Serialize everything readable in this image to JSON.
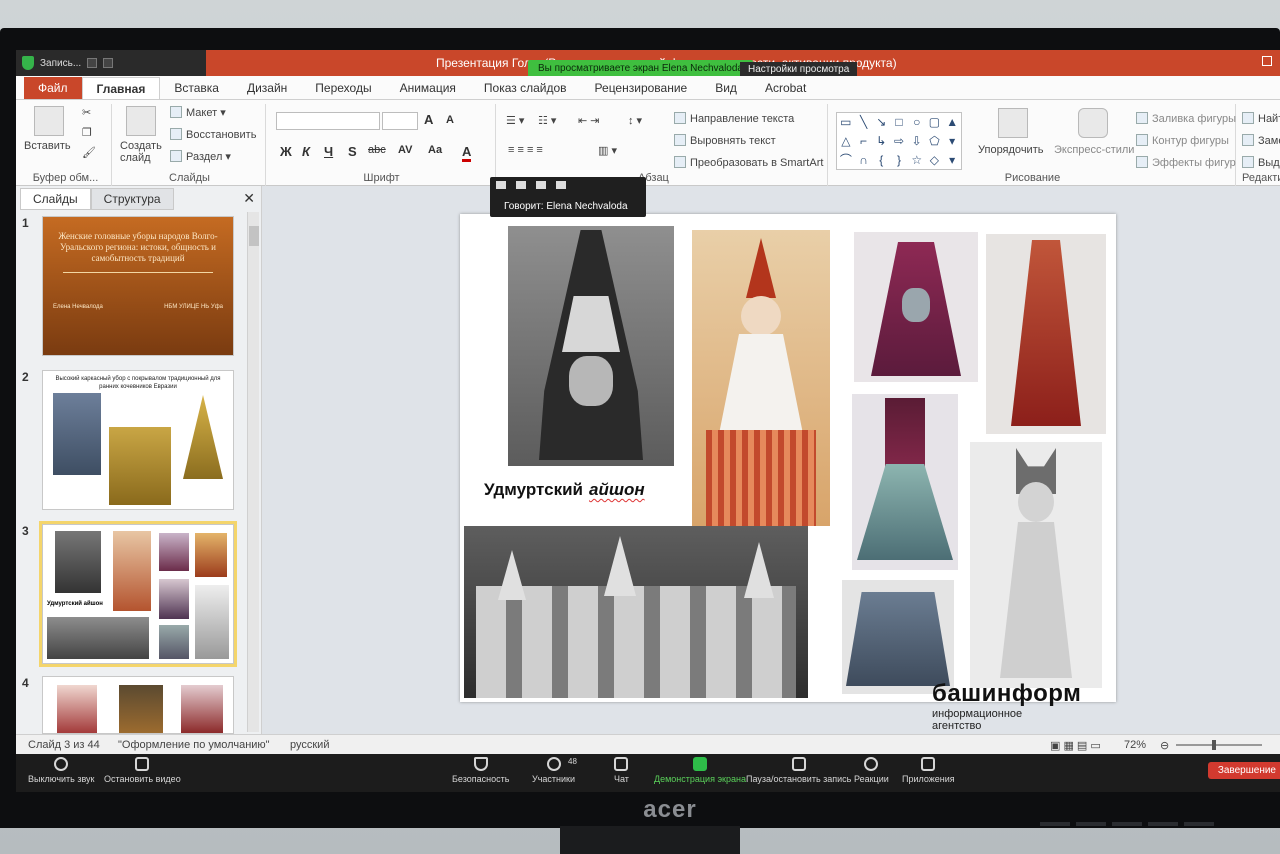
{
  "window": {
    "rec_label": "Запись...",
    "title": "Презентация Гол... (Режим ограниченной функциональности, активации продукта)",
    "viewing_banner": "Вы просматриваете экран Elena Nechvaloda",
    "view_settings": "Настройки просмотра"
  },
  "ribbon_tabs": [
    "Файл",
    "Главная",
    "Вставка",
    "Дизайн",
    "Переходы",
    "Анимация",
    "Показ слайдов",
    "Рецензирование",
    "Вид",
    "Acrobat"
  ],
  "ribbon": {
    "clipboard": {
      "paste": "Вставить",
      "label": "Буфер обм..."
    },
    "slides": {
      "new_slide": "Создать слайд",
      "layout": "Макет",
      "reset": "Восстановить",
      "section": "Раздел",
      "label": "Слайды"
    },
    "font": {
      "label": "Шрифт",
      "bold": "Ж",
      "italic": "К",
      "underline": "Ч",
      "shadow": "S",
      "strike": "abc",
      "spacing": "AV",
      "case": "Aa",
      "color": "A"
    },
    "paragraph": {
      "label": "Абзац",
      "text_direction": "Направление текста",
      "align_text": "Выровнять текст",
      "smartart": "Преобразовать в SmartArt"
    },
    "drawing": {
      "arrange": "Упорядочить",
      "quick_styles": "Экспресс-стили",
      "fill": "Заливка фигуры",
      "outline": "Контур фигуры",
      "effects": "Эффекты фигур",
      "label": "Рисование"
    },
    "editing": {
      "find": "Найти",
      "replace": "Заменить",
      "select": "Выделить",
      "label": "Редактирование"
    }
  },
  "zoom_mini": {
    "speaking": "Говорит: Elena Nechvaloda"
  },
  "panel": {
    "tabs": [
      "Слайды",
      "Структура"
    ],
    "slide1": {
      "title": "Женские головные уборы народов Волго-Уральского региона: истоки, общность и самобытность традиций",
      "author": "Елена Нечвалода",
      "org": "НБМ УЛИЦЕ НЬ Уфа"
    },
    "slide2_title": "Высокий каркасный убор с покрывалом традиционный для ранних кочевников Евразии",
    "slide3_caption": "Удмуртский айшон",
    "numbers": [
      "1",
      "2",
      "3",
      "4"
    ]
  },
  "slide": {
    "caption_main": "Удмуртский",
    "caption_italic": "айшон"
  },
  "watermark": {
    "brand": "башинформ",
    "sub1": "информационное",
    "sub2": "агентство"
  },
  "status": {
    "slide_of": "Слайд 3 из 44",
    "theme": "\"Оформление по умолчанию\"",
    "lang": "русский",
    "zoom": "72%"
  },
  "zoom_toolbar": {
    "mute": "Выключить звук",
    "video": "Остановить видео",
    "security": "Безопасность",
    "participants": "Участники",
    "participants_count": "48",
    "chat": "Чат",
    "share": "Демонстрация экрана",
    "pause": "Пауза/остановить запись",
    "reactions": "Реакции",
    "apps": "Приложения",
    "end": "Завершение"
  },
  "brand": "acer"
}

== == ==

*PROBLEM TO SOLVE:*
All the records above need to be given again word for word. Skip the pictures.

*WRITTEN RESPONSE:*
Serialize everything readable in this image to JSON.
{
  "window": {
    "rec_label": "Запись...",
    "title": "Презентация Гол... (Режим ограниченной функциональности, активации продукта)",
    "viewing_banner": "Вы просматриваете экран Elena Nechvaloda",
    "view_settings": "Настройки просмотра"
  },
  "ribbon_tabs": [
    "Файл",
    "Главная",
    "Вставка",
    "Дизайн",
    "Переходы",
    "Анимация",
    "Показ слайдов",
    "Рецензирование",
    "Вид",
    "Acrobat"
  ],
  "ribbon": {
    "clipboard": {
      "paste": "Вставить",
      "label": "Буфер обм..."
    },
    "slides": {
      "new_slide": "Создать слайд",
      "layout": "Макет",
      "reset": "Восстановить",
      "section": "Раздел",
      "label": "Слайды"
    },
    "font": {
      "label": "Шрифт",
      "bold": "Ж",
      "italic": "К",
      "underline": "Ч",
      "shadow": "S",
      "strike": "abc",
      "spacing": "AV",
      "case": "Aa",
      "color": "A"
    },
    "paragraph": {
      "label": "Абзац",
      "text_direction": "Направление текста",
      "align_text": "Выровнять текст",
      "smartart": "Преобразовать в SmartArt"
    },
    "drawing": {
      "arrange": "Упорядочить",
      "quick_styles": "Экспресс-стили",
      "fill": "Заливка фигуры",
      "outline": "Контур фигуры",
      "effects": "Эффекты фигур",
      "label": "Рисование"
    },
    "editing": {
      "find": "Найти",
      "replace": "Заменить",
      "select": "Выделить",
      "label": "Редактирование"
    }
  },
  "zoom_mini": {
    "speaking": "Говорит: Elena Nechvaloda"
  },
  "panel": {
    "tabs": [
      "Слайды",
      "Структура"
    ],
    "slide1": {
      "title": "Женские головные уборы народов Волго-Уральского региона: истоки, общность и самобытность традиций",
      "author": "Елена Нечвалода",
      "org": "НБМ УЛИЦЕ НЬ Уфа"
    },
    "slide2_title": "Высокий каркасный убор с покрывалом традиционный для ранних кочевников Евразии",
    "slide3_caption": "Удмуртский айшон",
    "numbers": [
      "1",
      "2",
      "3",
      "4"
    ]
  },
  "slide": {
    "caption_main": "Удмуртский",
    "caption_italic": "айшон"
  },
  "watermark": {
    "brand": "башинформ",
    "sub1": "информационное",
    "sub2": "агентство"
  },
  "status": {
    "slide_of": "Слайд 3 из 44",
    "theme": "\"Оформление по умолчанию\"",
    "lang": "русский",
    "zoom": "72%"
  },
  "zoom_toolbar": {
    "mute": "Выключить звук",
    "video": "Остановить видео",
    "security": "Безопасность",
    "participants": "Участники",
    "participants_count": "48",
    "chat": "Чат",
    "share": "Демонстрация экрана",
    "pause": "Пауза/остановить запись",
    "reactions": "Реакции",
    "apps": "Приложения",
    "end": "Завершение"
  },
  "brand": "acer"
}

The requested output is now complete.